• _PROVIDED RECORDS_
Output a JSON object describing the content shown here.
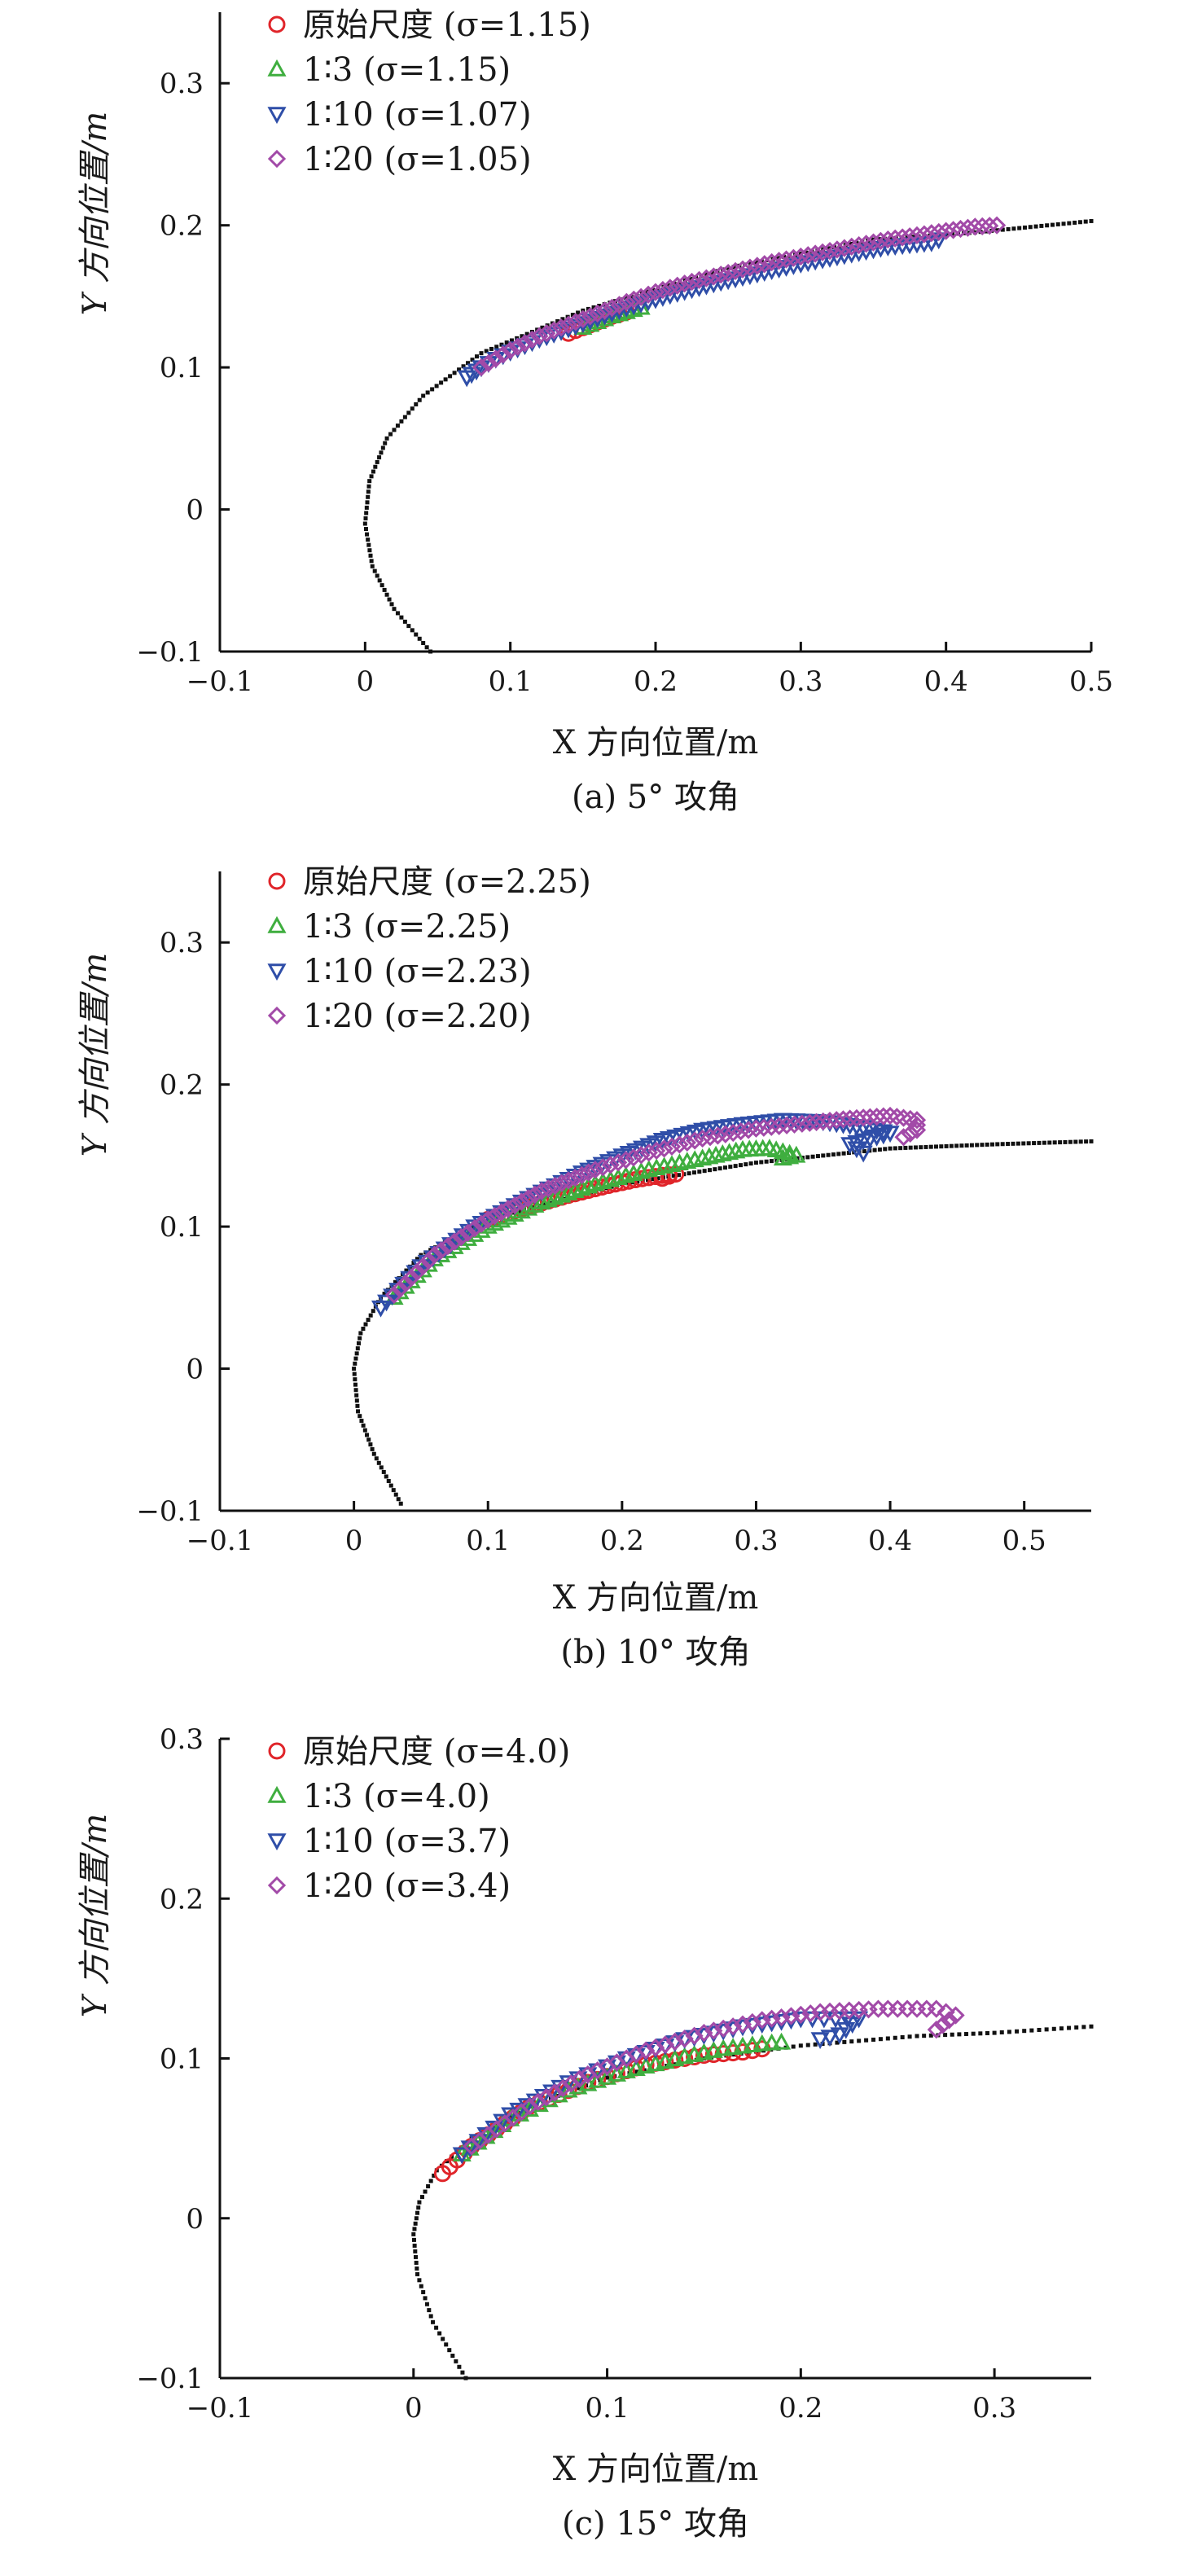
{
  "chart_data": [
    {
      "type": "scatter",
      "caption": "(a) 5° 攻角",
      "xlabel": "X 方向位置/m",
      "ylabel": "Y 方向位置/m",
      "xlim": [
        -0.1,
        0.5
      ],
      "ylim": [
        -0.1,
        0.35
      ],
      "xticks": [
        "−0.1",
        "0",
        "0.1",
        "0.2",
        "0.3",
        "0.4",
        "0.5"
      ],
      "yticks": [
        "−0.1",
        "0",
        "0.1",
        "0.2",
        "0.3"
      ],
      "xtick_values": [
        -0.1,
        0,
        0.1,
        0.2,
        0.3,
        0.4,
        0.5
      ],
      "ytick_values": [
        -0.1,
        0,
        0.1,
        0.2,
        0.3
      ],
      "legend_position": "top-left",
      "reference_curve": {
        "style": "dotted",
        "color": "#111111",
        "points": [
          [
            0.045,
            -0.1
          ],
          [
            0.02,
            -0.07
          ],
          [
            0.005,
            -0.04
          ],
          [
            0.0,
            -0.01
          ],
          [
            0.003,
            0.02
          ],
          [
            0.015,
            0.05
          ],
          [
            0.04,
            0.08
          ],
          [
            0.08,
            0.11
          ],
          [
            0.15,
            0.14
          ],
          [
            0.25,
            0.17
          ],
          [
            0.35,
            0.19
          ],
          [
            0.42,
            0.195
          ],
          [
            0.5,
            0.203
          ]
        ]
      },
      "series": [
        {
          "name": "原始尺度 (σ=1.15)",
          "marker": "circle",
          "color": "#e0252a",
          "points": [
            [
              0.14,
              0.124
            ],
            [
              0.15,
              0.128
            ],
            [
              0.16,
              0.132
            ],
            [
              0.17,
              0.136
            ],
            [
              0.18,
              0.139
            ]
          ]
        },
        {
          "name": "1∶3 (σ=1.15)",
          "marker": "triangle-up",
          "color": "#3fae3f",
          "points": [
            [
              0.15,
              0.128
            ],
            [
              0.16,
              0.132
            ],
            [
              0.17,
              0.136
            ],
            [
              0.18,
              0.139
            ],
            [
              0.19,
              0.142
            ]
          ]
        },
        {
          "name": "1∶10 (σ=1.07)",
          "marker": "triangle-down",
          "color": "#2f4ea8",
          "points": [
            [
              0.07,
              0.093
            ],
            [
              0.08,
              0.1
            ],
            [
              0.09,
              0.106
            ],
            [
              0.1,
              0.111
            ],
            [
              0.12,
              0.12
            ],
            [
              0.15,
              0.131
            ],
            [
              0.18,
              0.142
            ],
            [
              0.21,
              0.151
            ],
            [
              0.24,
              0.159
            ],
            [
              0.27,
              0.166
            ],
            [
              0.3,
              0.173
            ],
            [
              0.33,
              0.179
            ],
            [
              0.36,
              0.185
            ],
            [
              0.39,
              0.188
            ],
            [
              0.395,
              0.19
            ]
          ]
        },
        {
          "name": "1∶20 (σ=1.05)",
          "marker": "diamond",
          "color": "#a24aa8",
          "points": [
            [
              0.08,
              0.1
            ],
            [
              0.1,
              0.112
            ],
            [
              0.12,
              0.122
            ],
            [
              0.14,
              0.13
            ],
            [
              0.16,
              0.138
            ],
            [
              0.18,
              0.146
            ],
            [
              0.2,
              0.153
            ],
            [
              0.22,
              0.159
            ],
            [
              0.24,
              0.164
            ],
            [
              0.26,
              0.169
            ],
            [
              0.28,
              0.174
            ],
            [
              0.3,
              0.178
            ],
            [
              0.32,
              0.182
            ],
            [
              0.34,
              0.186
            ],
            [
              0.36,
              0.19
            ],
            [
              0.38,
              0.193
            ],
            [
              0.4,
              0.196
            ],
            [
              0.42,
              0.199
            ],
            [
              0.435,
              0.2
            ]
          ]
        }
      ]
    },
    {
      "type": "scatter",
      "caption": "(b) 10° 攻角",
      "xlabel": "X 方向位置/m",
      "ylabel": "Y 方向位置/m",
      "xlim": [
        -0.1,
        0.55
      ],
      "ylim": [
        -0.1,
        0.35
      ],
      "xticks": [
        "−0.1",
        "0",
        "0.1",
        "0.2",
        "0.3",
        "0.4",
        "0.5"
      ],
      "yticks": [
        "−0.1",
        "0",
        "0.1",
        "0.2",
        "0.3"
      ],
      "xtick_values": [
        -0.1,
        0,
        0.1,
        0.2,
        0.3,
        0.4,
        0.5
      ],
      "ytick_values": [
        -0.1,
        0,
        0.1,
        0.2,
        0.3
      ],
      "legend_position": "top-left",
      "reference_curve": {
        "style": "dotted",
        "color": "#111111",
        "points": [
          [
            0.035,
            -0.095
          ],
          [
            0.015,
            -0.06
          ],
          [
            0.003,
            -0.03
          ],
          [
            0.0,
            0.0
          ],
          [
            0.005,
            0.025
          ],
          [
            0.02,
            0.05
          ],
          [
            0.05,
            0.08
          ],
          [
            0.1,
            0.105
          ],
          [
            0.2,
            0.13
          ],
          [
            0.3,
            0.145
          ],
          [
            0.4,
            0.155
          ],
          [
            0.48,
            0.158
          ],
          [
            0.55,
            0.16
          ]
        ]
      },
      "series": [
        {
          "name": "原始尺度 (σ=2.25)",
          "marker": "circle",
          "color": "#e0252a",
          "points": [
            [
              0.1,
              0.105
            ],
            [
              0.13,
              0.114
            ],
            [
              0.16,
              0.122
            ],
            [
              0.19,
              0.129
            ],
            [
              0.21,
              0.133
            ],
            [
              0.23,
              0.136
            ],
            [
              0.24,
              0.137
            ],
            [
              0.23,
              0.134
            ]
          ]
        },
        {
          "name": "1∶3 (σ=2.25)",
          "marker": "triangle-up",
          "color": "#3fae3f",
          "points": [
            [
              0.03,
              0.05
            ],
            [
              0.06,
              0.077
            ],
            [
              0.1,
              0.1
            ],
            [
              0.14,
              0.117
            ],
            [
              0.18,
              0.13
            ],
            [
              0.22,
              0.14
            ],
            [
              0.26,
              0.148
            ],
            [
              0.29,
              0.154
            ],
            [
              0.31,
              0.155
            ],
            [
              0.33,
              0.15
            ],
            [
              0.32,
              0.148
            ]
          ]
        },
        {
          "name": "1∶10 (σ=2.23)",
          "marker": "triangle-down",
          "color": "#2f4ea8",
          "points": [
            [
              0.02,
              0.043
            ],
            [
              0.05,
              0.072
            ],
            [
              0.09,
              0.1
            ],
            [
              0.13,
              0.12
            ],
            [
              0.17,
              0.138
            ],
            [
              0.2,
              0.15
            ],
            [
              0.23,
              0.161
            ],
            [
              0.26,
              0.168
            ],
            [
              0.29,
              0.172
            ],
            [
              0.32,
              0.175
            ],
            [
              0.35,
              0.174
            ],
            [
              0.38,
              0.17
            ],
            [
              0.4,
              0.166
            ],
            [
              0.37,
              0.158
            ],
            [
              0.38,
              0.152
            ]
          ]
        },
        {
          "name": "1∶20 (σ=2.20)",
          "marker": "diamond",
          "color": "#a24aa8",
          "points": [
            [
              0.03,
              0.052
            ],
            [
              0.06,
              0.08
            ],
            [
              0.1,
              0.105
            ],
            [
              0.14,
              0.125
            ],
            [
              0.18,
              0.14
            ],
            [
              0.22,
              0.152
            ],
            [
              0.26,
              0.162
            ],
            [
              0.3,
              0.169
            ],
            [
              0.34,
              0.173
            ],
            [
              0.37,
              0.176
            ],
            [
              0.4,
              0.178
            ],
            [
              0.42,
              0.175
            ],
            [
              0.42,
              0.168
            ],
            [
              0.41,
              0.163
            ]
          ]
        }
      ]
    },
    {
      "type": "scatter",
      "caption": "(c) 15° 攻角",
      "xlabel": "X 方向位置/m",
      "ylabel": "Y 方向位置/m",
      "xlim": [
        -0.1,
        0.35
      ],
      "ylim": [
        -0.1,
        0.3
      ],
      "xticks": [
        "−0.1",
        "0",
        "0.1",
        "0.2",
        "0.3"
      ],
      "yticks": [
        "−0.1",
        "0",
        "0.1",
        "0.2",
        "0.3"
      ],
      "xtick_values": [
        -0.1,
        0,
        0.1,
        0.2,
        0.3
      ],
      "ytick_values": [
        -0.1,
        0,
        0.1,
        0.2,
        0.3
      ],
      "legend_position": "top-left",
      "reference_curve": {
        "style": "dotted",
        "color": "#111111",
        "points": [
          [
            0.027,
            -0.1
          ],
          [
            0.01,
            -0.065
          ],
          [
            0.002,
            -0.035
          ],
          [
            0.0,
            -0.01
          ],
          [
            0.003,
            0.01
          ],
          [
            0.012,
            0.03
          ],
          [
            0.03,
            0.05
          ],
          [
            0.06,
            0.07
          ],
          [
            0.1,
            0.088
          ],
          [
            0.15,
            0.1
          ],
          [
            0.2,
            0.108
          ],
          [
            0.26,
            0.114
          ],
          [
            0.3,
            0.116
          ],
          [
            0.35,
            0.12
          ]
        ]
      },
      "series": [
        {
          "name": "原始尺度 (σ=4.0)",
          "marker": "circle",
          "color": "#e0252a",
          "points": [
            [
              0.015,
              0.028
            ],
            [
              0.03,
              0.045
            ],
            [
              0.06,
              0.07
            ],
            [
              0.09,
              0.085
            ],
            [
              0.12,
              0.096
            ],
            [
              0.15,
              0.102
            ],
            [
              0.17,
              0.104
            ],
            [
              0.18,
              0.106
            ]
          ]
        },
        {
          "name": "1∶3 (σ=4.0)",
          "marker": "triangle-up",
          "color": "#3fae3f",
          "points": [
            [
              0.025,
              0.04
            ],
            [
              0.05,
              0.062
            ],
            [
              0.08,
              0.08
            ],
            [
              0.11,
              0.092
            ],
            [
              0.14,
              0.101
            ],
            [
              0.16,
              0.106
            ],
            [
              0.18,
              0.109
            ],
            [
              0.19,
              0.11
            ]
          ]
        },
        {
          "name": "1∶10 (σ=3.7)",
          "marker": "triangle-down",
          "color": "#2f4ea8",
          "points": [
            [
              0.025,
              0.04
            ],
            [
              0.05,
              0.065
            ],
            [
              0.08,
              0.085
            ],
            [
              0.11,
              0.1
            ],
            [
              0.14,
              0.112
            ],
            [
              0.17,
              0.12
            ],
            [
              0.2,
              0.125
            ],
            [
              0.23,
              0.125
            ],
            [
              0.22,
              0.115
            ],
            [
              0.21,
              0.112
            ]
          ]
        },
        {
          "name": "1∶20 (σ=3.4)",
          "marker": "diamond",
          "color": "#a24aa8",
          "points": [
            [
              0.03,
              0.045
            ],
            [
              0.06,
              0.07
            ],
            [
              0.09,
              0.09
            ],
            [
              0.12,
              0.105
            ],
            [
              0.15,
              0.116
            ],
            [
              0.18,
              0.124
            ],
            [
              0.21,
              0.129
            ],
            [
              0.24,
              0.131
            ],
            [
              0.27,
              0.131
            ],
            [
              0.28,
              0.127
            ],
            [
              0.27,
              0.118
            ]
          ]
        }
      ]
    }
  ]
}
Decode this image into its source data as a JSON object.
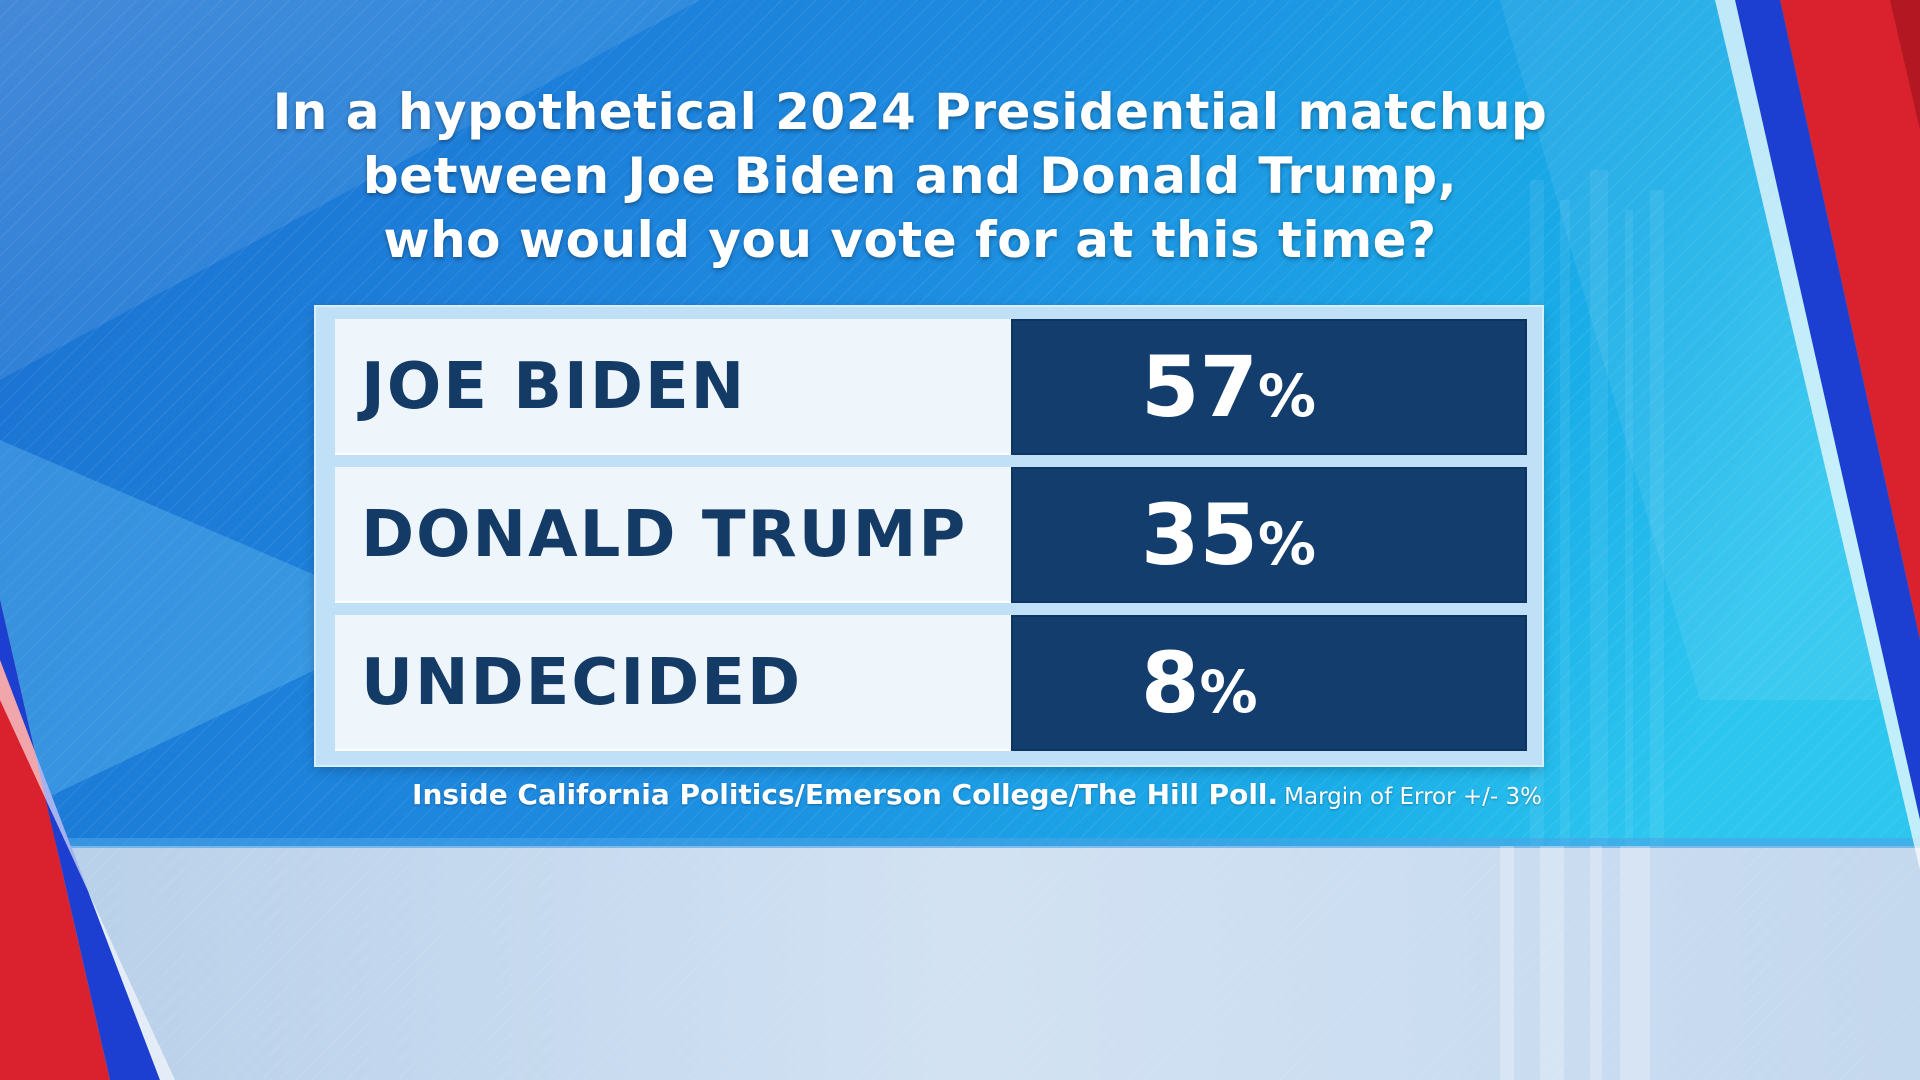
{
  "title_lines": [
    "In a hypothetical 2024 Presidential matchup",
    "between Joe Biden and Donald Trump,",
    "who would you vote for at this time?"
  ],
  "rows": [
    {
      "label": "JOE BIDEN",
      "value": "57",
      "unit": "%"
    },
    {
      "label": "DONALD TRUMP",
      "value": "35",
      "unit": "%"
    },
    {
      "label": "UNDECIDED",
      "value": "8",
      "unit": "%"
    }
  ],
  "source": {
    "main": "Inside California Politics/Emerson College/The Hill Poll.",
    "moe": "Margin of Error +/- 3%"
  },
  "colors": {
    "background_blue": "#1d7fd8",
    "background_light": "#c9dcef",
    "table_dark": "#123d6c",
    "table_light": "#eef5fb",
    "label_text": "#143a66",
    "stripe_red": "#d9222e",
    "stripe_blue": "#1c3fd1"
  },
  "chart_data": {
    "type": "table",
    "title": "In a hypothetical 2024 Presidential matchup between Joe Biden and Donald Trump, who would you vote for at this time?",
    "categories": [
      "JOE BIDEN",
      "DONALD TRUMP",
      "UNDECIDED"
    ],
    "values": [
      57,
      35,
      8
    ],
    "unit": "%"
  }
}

• _OBJECTIVE_
Identify every line holding the word "caption" and copy it out.

• _OUTPUT_
      "caption": "(a) 5° 攻角",
      "caption": "(b) 10° 攻角",
      "caption": "(c) 15° 攻角",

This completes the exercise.